Problem details:
Present the following data again exactly as it is shown.

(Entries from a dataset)

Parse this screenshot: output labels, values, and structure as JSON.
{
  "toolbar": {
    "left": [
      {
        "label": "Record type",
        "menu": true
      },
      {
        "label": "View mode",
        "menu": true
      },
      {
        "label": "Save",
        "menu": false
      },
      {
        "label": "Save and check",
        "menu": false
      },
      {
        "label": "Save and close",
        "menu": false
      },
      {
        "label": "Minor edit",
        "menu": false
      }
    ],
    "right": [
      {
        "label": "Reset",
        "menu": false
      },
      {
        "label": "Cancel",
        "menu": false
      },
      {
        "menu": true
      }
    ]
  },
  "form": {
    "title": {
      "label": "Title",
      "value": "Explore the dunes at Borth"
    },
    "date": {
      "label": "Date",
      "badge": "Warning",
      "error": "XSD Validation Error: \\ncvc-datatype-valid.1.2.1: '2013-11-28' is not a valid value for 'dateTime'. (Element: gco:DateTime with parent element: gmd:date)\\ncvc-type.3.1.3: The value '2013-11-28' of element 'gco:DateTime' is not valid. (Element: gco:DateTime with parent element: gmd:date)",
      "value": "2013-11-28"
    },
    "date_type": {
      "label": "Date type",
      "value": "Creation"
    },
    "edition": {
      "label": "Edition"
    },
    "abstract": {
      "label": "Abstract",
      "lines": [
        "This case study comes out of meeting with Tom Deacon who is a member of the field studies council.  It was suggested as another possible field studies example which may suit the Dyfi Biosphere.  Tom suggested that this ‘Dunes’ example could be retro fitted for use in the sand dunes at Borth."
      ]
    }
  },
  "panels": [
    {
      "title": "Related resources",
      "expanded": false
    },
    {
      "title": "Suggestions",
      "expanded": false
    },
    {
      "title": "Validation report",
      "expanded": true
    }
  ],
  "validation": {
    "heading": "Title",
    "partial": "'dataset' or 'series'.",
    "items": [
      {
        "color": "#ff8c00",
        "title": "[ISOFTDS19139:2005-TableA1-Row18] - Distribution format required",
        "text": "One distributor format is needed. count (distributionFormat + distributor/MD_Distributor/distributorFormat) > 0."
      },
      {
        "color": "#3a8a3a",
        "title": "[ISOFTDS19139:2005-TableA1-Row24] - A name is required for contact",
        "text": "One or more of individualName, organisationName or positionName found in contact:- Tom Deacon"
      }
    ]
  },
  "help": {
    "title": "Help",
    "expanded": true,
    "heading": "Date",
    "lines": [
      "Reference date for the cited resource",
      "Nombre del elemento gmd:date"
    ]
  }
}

Exercise response:
Parse this screenshot: output labels, values, and structure as JSON.
{
  "toolbar": {
    "left": [
      {
        "label": "Record type",
        "menu": true
      },
      {
        "label": "View mode",
        "menu": true
      },
      {
        "label": "Save",
        "menu": false
      },
      {
        "label": "Save and check",
        "menu": false
      },
      {
        "label": "Save and close",
        "menu": false
      },
      {
        "label": "Minor edit",
        "menu": false
      }
    ],
    "right": [
      {
        "label": "Reset",
        "menu": false
      },
      {
        "label": "Cancel",
        "menu": false
      },
      {
        "menu": true
      }
    ]
  },
  "form": {
    "title": {
      "label": "Title",
      "value": "Explore the dunes at Borth"
    },
    "date": {
      "label": "Date",
      "badge": "Warning",
      "error": "XSD Validation Error: \\ncvc-datatype-valid.1.2.1: '2013-11-28' is not a valid value for 'dateTime'. (Element: gco:DateTime with parent element: gmd:date)\\ncvc-type.3.1.3: The value '2013-11-28' of element 'gco:DateTime' is not valid. (Element: gco:DateTime with parent element: gmd:date)",
      "value": "2013-11-28"
    },
    "date_type": {
      "label": "Date type",
      "value": "Creation"
    },
    "edition": {
      "label": "Edition"
    },
    "abstract": {
      "label": "Abstract",
      "lines": [
        "This case study comes out of meeting with Tom Deacon who is a member of the field studies council.  It was suggested as another possible field studies example which may suit the Dyfi Biosphere.  Tom suggested that this ‘Dunes’ example could be retro fitted for use in the sand dunes at Borth."
      ]
    }
  },
  "panels": [
    {
      "title": "Related resources",
      "expanded": false
    },
    {
      "title": "Suggestions",
      "expanded": false
    },
    {
      "title": "Validation report",
      "expanded": true
    }
  ],
  "validation": {
    "heading": "Title",
    "partial": "'dataset' or 'series'.",
    "items": [
      {
        "color": "#ff8c00",
        "title": "[ISOFTDS19139:2005-TableA1-Row18] - Distribution format required",
        "text": "One distributor format is needed. count (distributionFormat + distributor/MD_Distributor/distributorFormat) > 0."
      },
      {
        "color": "#3a8a3a",
        "title": "[ISOFTDS19139:2005-TableA1-Row24] - A name is required for contact",
        "text": "One or more of individualName, organisationName or positionName found in contact:- Tom Deacon"
      }
    ]
  },
  "help": {
    "title": "Help",
    "expanded": true,
    "heading": "Date",
    "lines": [
      "Reference date for the cited resource",
      "Nombre del elemento gmd:date"
    ]
  }
}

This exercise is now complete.